**Collected data**
+++
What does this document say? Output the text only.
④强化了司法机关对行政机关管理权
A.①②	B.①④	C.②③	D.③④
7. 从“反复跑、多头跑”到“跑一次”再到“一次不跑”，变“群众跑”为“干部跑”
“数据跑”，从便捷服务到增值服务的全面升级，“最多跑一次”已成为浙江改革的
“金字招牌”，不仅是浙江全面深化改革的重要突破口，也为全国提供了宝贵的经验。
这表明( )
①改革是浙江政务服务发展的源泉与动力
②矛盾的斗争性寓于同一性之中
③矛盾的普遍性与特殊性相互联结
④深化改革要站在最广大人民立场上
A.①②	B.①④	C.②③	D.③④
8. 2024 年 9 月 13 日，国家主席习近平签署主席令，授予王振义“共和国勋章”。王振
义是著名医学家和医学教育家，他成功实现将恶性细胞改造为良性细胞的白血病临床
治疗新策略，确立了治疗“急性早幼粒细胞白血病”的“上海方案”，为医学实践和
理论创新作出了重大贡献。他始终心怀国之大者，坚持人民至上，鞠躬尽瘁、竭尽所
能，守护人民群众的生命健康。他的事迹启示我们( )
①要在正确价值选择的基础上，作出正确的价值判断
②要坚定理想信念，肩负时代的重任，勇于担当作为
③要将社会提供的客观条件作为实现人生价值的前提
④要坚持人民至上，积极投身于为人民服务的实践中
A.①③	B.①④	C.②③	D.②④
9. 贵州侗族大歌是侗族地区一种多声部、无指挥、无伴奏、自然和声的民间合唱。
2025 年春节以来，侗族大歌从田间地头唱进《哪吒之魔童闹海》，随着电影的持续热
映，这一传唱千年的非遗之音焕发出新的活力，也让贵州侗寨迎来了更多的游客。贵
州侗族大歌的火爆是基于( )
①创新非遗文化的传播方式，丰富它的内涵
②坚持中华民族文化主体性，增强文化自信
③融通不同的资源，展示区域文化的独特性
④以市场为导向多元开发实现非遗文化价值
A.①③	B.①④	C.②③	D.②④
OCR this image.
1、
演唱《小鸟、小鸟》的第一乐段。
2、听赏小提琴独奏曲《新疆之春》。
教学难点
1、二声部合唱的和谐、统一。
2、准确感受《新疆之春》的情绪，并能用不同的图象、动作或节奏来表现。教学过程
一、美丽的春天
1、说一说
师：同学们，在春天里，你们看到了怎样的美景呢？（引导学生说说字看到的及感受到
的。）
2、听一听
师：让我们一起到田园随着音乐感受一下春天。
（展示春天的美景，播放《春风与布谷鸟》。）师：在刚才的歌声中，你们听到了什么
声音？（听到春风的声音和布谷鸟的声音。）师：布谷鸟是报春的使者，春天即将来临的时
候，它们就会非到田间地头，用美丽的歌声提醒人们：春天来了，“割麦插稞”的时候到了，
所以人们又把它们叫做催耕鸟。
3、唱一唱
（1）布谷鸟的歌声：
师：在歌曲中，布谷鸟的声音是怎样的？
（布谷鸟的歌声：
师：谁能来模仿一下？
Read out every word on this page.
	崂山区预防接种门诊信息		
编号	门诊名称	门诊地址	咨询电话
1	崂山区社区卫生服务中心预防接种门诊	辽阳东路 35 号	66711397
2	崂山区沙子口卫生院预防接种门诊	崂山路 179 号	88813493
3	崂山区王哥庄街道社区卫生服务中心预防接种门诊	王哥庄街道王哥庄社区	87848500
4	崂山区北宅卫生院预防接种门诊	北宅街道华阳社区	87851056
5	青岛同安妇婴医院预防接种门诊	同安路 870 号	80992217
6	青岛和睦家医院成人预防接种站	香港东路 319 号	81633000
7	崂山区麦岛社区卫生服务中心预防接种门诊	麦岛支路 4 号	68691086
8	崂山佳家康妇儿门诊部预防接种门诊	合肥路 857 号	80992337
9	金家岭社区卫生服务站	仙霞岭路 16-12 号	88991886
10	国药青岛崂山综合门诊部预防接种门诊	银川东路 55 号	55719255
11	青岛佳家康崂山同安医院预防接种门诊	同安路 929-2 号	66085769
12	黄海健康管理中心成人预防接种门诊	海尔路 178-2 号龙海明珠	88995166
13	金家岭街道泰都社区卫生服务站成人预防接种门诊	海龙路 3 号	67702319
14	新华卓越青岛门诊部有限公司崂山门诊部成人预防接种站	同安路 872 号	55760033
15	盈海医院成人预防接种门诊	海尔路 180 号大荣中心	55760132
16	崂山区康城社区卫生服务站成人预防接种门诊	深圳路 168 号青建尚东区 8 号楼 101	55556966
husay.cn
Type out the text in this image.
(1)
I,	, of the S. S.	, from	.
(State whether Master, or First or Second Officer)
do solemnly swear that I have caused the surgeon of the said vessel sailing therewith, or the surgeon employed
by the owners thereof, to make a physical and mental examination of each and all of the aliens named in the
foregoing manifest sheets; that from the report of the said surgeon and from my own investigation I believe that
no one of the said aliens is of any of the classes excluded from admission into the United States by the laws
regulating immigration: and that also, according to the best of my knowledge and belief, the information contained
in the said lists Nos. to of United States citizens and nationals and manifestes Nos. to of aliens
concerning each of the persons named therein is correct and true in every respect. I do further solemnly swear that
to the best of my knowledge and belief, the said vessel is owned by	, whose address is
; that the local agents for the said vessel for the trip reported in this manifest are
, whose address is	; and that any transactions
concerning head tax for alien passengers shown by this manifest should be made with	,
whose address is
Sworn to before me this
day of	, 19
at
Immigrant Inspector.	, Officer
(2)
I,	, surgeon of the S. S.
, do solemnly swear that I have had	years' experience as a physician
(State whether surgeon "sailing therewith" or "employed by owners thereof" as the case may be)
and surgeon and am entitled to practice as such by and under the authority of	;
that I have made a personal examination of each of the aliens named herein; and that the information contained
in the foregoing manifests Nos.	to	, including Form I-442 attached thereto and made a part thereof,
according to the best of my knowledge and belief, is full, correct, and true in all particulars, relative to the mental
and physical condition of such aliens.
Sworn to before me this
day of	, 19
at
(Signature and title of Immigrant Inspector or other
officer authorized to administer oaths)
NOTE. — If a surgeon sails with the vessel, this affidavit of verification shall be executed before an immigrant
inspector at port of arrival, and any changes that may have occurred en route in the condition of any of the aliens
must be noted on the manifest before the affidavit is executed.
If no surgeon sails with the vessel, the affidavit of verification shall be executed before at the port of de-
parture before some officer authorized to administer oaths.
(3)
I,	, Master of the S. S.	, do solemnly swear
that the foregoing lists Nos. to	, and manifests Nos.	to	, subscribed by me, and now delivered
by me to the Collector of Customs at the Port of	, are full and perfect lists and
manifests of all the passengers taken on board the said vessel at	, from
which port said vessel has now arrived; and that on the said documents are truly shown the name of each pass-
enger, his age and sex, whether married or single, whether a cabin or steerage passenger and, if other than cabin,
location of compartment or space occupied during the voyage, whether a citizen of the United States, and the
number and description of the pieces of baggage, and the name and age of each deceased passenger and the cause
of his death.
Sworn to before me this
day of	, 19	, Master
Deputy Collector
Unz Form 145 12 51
+++
**What to produce**
Show every line from the entries above in which "surgeon" appears.

**Reply to the task**
do solemnly swear that I have caused the surgeon of the said vessel sailing therewith, or the surgeon employed
foregoing manifest sheets; that from the report of the said surgeon and from my own investigation I believe that
I,	, surgeon of the S. S.
(State whether surgeon "sailing therewith" or "employed by owners thereof" as the case may be)
and surgeon and am entitled to practice as such by and under the authority of	;
NOTE. — If a surgeon sails with the vessel, this affidavit of verification shall be executed before an immigrant
If no surgeon sails with the vessel, the affidavit of verification shall be executed before at the port of de-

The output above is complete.